### DIRECTIONS
Output the entries verbatim, including every line.

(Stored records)
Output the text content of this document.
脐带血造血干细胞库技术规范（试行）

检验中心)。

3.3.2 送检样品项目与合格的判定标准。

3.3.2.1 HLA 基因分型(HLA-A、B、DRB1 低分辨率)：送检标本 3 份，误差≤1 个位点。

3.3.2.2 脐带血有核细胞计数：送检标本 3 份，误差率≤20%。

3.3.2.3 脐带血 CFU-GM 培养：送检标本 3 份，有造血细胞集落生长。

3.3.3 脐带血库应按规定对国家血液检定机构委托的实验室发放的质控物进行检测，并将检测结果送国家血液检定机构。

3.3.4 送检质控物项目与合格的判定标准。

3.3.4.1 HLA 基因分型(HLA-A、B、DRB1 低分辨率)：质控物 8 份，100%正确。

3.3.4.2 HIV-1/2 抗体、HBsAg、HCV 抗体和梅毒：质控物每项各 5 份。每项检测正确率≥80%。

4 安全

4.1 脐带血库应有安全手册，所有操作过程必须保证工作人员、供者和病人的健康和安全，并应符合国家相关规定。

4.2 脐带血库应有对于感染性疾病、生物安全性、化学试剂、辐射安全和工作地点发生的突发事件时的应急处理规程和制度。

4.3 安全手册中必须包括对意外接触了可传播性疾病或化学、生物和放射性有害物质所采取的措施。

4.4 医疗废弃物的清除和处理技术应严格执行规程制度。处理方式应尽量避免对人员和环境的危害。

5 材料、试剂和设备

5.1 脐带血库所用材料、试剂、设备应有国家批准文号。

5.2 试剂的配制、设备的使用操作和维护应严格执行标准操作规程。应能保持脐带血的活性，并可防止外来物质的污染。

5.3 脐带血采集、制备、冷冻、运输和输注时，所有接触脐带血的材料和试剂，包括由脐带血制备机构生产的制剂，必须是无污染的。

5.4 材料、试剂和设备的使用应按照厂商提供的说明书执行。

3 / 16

### THE COMPLETED TASK
Output the text content of this document.
脐带血造血干细胞库技术规范（试行）

检验中心)。

3.3.2 送检样品项目与合格的判定标准。

3.3.2.1 HLA 基因分型(HLA-A、B、DRB1 低分辨率)：送检标本 3 份，误差≤1 个位点。

3.3.2.2 脐带血有核细胞计数：送检标本 3 份，误差率≤20%。

3.3.2.3 脐带血 CFU-GM 培养：送检标本 3 份，有造血细胞集落生长。

3.3.3 脐带血库应按规定对国家血液检定机构委托的实验室发放的质控物进行检测，并将检测结果送国家血液检定机构。

3.3.4 送检质控物项目与合格的判定标准。

3.3.4.1 HLA 基因分型(HLA-A、B、DRB1 低分辨率)：质控物 8 份，100%正确。

3.3.4.2 HIV-1/2 抗体、HBsAg、HCV 抗体和梅毒：质控物每项各 5 份。每项检测正确率≥80%。

4 安全

4.1 脐带血库应有安全手册，所有操作过程必须保证工作人员、供者和病人的健康和安全，并应符合国家相关规定。

4.2 脐带血库应有对于感染性疾病、生物安全性、化学试剂、辐射安全和工作地点发生的突发事件时的应急处理规程和制度。

4.3 安全手册中必须包括对意外接触了可传播性疾病或化学、生物和放射性有害物质所采取的措施。

4.4 医疗废弃物的清除和处理技术应严格执行规程制度。处理方式应尽量避免对人员和环境的危害。

5 材料、试剂和设备

5.1 脐带血库所用材料、试剂、设备应有国家批准文号。

5.2 试剂的配制、设备的使用操作和维护应严格执行标准操作规程。应能保持脐带血的活性，并可防止外来物质的污染。

5.3 脐带血采集、制备、冷冻、运输和输注时，所有接触脐带血的材料和试剂，包括由脐带血制备机构生产的制剂，必须是无污染的。

5.4 材料、试剂和设备的使用应按照厂商提供的说明书执行。

3 / 16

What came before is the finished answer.